:: Stated exercise ::
Return every line of the material exactly.

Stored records
## Start
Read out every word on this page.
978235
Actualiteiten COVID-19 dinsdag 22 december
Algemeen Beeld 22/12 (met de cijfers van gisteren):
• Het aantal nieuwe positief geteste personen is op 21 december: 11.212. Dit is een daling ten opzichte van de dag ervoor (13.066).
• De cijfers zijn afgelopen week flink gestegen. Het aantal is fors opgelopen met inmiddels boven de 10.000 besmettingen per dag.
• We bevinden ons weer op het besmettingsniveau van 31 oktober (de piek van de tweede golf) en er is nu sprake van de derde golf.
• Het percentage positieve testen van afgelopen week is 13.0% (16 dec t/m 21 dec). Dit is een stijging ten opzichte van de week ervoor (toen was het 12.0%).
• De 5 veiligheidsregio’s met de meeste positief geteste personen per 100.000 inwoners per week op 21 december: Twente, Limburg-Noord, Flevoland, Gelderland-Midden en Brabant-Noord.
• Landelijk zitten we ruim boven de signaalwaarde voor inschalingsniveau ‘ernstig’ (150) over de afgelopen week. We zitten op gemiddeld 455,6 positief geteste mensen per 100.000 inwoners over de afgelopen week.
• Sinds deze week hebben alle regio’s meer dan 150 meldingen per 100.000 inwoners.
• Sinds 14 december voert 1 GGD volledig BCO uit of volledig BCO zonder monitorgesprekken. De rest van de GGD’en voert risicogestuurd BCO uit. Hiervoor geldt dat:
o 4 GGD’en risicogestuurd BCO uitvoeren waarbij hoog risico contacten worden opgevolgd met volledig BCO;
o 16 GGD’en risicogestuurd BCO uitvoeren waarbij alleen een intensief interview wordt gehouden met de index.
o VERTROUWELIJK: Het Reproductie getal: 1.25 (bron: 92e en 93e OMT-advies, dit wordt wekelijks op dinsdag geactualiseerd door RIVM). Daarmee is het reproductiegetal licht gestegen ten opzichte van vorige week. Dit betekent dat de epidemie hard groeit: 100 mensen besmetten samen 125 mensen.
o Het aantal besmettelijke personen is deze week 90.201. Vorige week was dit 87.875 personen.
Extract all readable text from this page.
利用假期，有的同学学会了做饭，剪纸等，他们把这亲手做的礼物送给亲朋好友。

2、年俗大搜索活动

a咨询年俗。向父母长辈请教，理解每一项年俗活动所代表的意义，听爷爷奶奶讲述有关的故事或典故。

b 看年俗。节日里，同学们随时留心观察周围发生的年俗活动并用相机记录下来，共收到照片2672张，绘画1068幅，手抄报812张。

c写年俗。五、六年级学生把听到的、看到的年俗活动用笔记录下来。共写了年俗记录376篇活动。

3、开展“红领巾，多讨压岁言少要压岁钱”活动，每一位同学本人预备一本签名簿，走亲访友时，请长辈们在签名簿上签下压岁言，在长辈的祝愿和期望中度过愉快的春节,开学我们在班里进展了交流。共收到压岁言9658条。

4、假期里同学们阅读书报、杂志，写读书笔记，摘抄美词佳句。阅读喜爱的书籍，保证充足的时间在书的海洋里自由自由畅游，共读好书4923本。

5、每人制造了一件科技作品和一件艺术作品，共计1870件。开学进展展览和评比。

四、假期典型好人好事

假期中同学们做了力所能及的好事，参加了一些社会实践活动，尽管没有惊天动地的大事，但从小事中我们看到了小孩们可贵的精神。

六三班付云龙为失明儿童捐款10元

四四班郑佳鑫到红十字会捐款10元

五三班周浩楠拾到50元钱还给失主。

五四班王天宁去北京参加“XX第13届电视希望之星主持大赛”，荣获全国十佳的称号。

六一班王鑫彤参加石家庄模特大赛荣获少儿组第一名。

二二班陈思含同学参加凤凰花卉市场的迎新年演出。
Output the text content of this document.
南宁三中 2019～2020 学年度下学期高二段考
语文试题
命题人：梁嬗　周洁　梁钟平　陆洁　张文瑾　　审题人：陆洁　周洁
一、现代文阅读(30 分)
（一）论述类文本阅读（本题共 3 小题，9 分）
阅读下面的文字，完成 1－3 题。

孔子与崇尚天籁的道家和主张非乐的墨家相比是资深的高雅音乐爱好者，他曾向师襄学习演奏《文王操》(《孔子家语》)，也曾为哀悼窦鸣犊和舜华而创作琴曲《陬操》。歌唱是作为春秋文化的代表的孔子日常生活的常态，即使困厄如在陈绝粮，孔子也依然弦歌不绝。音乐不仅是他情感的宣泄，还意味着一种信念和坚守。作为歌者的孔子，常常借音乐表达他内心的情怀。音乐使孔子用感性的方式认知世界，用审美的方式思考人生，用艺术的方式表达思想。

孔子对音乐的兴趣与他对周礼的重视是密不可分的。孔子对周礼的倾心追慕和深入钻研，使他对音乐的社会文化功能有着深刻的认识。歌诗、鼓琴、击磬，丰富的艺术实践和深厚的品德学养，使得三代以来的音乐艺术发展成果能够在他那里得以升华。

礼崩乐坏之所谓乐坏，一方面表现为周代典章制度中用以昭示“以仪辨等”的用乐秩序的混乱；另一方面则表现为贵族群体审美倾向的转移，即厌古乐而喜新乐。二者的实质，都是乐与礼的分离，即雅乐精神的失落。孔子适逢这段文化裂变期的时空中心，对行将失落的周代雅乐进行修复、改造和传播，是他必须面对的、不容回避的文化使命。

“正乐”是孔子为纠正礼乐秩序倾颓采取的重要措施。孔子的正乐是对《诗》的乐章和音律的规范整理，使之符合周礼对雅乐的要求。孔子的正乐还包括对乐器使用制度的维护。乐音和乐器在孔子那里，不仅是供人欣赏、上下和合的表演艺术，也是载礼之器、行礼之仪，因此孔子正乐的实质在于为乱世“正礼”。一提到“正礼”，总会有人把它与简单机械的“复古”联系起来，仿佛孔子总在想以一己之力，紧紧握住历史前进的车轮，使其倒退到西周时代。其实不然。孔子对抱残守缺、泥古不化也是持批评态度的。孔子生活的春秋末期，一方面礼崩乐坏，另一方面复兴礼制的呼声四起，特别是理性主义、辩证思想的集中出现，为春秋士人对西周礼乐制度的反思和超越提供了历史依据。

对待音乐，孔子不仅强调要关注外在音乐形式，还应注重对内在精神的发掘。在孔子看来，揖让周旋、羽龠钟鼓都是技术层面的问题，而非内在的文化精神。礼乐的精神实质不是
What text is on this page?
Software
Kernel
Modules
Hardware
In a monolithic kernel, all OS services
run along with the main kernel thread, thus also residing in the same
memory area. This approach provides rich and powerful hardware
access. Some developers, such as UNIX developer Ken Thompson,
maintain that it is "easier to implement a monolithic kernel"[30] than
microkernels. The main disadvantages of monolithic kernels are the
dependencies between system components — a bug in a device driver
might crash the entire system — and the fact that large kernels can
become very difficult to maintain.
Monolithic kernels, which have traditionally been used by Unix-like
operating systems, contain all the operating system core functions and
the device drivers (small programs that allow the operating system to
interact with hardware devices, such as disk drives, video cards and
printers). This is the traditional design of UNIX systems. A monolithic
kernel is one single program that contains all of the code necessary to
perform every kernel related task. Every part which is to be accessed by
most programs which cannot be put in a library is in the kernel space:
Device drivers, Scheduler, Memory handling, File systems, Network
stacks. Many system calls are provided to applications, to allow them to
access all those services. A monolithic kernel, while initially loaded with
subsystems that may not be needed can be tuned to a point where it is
## End
:: Answer to this exercise ::
Read out every word on this page.
978235
Actualiteiten COVID-19 dinsdag 22 december
Algemeen Beeld 22/12 (met de cijfers van gisteren):
• Het aantal nieuwe positief geteste personen is op 21 december: 11.212. Dit is een daling ten opzichte van de dag ervoor (13.066).
• De cijfers zijn afgelopen week flink gestegen. Het aantal is fors opgelopen met inmiddels boven de 10.000 besmettingen per dag.
• We bevinden ons weer op het besmettingsniveau van 31 oktober (de piek van de tweede golf) en er is nu sprake van de derde golf.
• Het percentage positieve testen van afgelopen week is 13.0% (16 dec t/m 21 dec). Dit is een stijging ten opzichte van de week ervoor (toen was het 12.0%).
• De 5 veiligheidsregio’s met de meeste positief geteste personen per 100.000 inwoners per week op 21 december: Twente, Limburg-Noord, Flevoland, Gelderland-Midden en Brabant-Noord.
• Landelijk zitten we ruim boven de signaalwaarde voor inschalingsniveau ‘ernstig’ (150) over de afgelopen week. We zitten op gemiddeld 455,6 positief geteste mensen per 100.000 inwoners over de afgelopen week.
• Sinds deze week hebben alle regio’s meer dan 150 meldingen per 100.000 inwoners.
• Sinds 14 december voert 1 GGD volledig BCO uit of volledig BCO zonder monitorgesprekken. De rest van de GGD’en voert risicogestuurd BCO uit. Hiervoor geldt dat:
o 4 GGD’en risicogestuurd BCO uitvoeren waarbij hoog risico contacten worden opgevolgd met volledig BCO;
o 16 GGD’en risicogestuurd BCO uitvoeren waarbij alleen een intensief interview wordt gehouden met de index.
o VERTROUWELIJK: Het Reproductie getal: 1.25 (bron: 92e en 93e OMT-advies, dit wordt wekelijks op dinsdag geactualiseerd door RIVM). Daarmee is het reproductiegetal licht gestegen ten opzichte van vorige week. Dit betekent dat de epidemie hard groeit: 100 mensen besmetten samen 125 mensen.
o Het aantal besmettelijke personen is deze week 90.201. Vorige week was dit 87.875 personen.
Extract all readable text from this page.
利用假期，有的同学学会了做饭，剪纸等，他们把这亲手做的礼物送给亲朋好友。

2、年俗大搜索活动

a咨询年俗。向父母长辈请教，理解每一项年俗活动所代表的意义，听爷爷奶奶讲述有关的故事或典故。

b 看年俗。节日里，同学们随时留心观察周围发生的年俗活动并用相机记录下来，共收到照片2672张，绘画1068幅，手抄报812张。

c写年俗。五、六年级学生把听到的、看到的年俗活动用笔记录下来。共写了年俗记录376篇活动。

3、开展“红领巾，多讨压岁言少要压岁钱”活动，每一位同学本人预备一本签名簿，走亲访友时，请长辈们在签名簿上签下压岁言，在长辈的祝愿和期望中度过愉快的春节,开学我们在班里进展了交流。共收到压岁言9658条。

4、假期里同学们阅读书报、杂志，写读书笔记，摘抄美词佳句。阅读喜爱的书籍，保证充足的时间在书的海洋里自由自由畅游，共读好书4923本。

5、每人制造了一件科技作品和一件艺术作品，共计1870件。开学进展展览和评比。

四、假期典型好人好事

假期中同学们做了力所能及的好事，参加了一些社会实践活动，尽管没有惊天动地的大事，但从小事中我们看到了小孩们可贵的精神。

六三班付云龙为失明儿童捐款10元

四四班郑佳鑫到红十字会捐款10元

五三班周浩楠拾到50元钱还给失主。

五四班王天宁去北京参加“XX第13届电视希望之星主持大赛”，荣获全国十佳的称号。

六一班王鑫彤参加石家庄模特大赛荣获少儿组第一名。

二二班陈思含同学参加凤凰花卉市场的迎新年演出。
Output the text content of this document.
南宁三中 2019～2020 学年度下学期高二段考
语文试题
命题人：梁嬗　周洁　梁钟平　陆洁　张文瑾　　审题人：陆洁　周洁
一、现代文阅读(30 分)
（一）论述类文本阅读（本题共 3 小题，9 分）
阅读下面的文字，完成 1－3 题。

孔子与崇尚天籁的道家和主张非乐的墨家相比是资深的高雅音乐爱好者，他曾向师襄学习演奏《文王操》(《孔子家语》)，也曾为哀悼窦鸣犊和舜华而创作琴曲《陬操》。歌唱是作为春秋文化的代表的孔子日常生活的常态，即使困厄如在陈绝粮，孔子也依然弦歌不绝。音乐不仅是他情感的宣泄，还意味着一种信念和坚守。作为歌者的孔子，常常借音乐表达他内心的情怀。音乐使孔子用感性的方式认知世界，用审美的方式思考人生，用艺术的方式表达思想。

孔子对音乐的兴趣与他对周礼的重视是密不可分的。孔子对周礼的倾心追慕和深入钻研，使他对音乐的社会文化功能有着深刻的认识。歌诗、鼓琴、击磬，丰富的艺术实践和深厚的品德学养，使得三代以来的音乐艺术发展成果能够在他那里得以升华。

礼崩乐坏之所谓乐坏，一方面表现为周代典章制度中用以昭示“以仪辨等”的用乐秩序的混乱；另一方面则表现为贵族群体审美倾向的转移，即厌古乐而喜新乐。二者的实质，都是乐与礼的分离，即雅乐精神的失落。孔子适逢这段文化裂变期的时空中心，对行将失落的周代雅乐进行修复、改造和传播，是他必须面对的、不容回避的文化使命。

“正乐”是孔子为纠正礼乐秩序倾颓采取的重要措施。孔子的正乐是对《诗》的乐章和音律的规范整理，使之符合周礼对雅乐的要求。孔子的正乐还包括对乐器使用制度的维护。乐音和乐器在孔子那里，不仅是供人欣赏、上下和合的表演艺术，也是载礼之器、行礼之仪，因此孔子正乐的实质在于为乱世“正礼”。一提到“正礼”，总会有人把它与简单机械的“复古”联系起来，仿佛孔子总在想以一己之力，紧紧握住历史前进的车轮，使其倒退到西周时代。其实不然。孔子对抱残守缺、泥古不化也是持批评态度的。孔子生活的春秋末期，一方面礼崩乐坏，另一方面复兴礼制的呼声四起，特别是理性主义、辩证思想的集中出现，为春秋士人对西周礼乐制度的反思和超越提供了历史依据。

对待音乐，孔子不仅强调要关注外在音乐形式，还应注重对内在精神的发掘。在孔子看来，揖让周旋、羽龠钟鼓都是技术层面的问题，而非内在的文化精神。礼乐的精神实质不是
What text is on this page?
Software
Kernel
Modules
Hardware
In a monolithic kernel, all OS services
run along with the main kernel thread, thus also residing in the same
memory area. This approach provides rich and powerful hardware
access. Some developers, such as UNIX developer Ken Thompson,
maintain that it is "easier to implement a monolithic kernel"[30] than
microkernels. The main disadvantages of monolithic kernels are the
dependencies between system components — a bug in a device driver
might crash the entire system — and the fact that large kernels can
become very difficult to maintain.
Monolithic kernels, which have traditionally been used by Unix-like
operating systems, contain all the operating system core functions and
the device drivers (small programs that allow the operating system to
interact with hardware devices, such as disk drives, video cards and
printers). This is the traditional design of UNIX systems. A monolithic
kernel is one single program that contains all of the code necessary to
perform every kernel related task. Every part which is to be accessed by
most programs which cannot be put in a library is in the kernel space:
Device drivers, Scheduler, Memory handling, File systems, Network
stacks. Many system calls are provided to applications, to allow them to
access all those services. A monolithic kernel, while initially loaded with
subsystems that may not be needed can be tuned to a point where it is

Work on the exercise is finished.